= Dataset records =
- - - -

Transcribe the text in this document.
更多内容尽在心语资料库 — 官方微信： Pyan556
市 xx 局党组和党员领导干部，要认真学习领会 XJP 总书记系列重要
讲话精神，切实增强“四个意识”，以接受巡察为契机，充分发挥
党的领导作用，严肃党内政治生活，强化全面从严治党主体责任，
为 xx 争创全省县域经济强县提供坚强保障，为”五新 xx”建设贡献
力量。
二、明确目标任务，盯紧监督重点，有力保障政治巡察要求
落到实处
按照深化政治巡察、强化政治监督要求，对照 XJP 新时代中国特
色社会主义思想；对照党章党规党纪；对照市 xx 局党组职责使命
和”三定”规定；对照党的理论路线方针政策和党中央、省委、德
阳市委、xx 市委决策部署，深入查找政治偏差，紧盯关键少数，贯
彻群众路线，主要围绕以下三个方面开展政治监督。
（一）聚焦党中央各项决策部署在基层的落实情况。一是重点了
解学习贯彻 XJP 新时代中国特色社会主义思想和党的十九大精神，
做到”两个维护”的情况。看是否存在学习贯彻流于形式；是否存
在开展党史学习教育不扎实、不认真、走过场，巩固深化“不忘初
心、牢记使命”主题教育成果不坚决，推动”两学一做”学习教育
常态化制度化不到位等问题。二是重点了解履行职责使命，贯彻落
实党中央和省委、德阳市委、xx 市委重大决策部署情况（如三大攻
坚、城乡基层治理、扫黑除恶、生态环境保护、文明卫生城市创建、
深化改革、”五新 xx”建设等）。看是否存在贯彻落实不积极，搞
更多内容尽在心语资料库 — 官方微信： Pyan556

- - - -

= To be done =
Take the listing above and set it down exactly.

= Solution below =
Transcribe the text in this document.
更多内容尽在心语资料库 — 官方微信： Pyan556
市 xx 局党组和党员领导干部，要认真学习领会 XJP 总书记系列重要
讲话精神，切实增强“四个意识”，以接受巡察为契机，充分发挥
党的领导作用，严肃党内政治生活，强化全面从严治党主体责任，
为 xx 争创全省县域经济强县提供坚强保障，为”五新 xx”建设贡献
力量。
二、明确目标任务，盯紧监督重点，有力保障政治巡察要求
落到实处
按照深化政治巡察、强化政治监督要求，对照 XJP 新时代中国特
色社会主义思想；对照党章党规党纪；对照市 xx 局党组职责使命
和”三定”规定；对照党的理论路线方针政策和党中央、省委、德
阳市委、xx 市委决策部署，深入查找政治偏差，紧盯关键少数，贯
彻群众路线，主要围绕以下三个方面开展政治监督。
（一）聚焦党中央各项决策部署在基层的落实情况。一是重点了
解学习贯彻 XJP 新时代中国特色社会主义思想和党的十九大精神，
做到”两个维护”的情况。看是否存在学习贯彻流于形式；是否存
在开展党史学习教育不扎实、不认真、走过场，巩固深化“不忘初
心、牢记使命”主题教育成果不坚决，推动”两学一做”学习教育
常态化制度化不到位等问题。二是重点了解履行职责使命，贯彻落
实党中央和省委、德阳市委、xx 市委重大决策部署情况（如三大攻
坚、城乡基层治理、扫黑除恶、生态环境保护、文明卫生城市创建、
深化改革、”五新 xx”建设等）。看是否存在贯彻落实不积极，搞
更多内容尽在心语资料库 — 官方微信： Pyan556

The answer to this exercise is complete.